(Data items)
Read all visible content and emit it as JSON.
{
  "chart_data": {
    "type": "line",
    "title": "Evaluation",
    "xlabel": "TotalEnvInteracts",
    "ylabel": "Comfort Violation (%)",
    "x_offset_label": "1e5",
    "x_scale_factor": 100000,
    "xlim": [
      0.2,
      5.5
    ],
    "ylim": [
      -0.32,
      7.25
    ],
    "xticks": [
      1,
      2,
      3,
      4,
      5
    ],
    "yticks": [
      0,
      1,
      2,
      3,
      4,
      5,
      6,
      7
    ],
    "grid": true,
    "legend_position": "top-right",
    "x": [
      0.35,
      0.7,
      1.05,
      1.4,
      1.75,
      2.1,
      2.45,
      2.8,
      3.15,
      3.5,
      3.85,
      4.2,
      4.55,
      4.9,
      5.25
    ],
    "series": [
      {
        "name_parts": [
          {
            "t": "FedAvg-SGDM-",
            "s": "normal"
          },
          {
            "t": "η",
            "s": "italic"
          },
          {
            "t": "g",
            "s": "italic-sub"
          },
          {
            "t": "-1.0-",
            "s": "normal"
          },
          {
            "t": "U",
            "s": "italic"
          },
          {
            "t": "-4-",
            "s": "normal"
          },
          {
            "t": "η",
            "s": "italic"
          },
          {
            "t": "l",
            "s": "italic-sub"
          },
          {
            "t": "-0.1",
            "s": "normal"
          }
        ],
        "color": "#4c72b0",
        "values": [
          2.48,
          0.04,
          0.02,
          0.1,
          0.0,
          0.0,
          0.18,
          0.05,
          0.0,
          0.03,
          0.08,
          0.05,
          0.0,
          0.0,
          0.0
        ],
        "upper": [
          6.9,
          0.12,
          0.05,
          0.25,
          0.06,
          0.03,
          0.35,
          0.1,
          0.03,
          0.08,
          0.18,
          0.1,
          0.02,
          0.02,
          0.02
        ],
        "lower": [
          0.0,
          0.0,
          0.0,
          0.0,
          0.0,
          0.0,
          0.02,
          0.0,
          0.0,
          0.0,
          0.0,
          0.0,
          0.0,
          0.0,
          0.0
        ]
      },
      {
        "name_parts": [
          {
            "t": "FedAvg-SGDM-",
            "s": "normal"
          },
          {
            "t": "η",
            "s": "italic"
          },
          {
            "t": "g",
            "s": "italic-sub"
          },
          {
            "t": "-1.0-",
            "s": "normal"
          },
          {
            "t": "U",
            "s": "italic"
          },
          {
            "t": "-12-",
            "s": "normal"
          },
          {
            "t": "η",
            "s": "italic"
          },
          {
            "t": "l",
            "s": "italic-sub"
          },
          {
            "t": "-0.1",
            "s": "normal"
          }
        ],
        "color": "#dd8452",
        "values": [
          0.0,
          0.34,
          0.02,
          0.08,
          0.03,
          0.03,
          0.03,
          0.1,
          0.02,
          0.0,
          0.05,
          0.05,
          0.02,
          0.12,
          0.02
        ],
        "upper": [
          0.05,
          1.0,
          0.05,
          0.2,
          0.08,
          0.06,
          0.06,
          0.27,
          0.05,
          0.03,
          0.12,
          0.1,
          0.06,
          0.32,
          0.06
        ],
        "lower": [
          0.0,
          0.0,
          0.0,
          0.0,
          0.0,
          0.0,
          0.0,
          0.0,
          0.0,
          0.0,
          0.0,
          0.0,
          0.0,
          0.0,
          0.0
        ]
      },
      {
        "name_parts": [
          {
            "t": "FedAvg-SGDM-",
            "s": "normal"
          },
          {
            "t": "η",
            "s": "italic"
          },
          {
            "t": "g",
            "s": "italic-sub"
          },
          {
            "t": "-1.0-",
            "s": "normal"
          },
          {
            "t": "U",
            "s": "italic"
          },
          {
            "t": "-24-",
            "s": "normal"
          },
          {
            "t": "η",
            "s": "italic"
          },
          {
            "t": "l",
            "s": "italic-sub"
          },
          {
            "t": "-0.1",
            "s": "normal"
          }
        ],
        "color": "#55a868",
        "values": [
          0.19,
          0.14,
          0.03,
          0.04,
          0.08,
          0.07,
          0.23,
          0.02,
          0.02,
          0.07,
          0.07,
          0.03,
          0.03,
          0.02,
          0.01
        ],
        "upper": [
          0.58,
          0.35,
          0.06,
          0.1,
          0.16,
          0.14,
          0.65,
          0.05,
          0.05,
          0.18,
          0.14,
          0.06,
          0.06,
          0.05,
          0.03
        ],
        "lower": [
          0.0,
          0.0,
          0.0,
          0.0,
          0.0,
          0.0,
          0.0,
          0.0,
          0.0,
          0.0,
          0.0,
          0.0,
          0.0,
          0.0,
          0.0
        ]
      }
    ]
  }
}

▶ Description of the task:
In the entries above, locate every line with the word "color" and copy it.

▶ Response below:
        "color": "#4c72b0",
        "color": "#dd8452",
        "color": "#55a868",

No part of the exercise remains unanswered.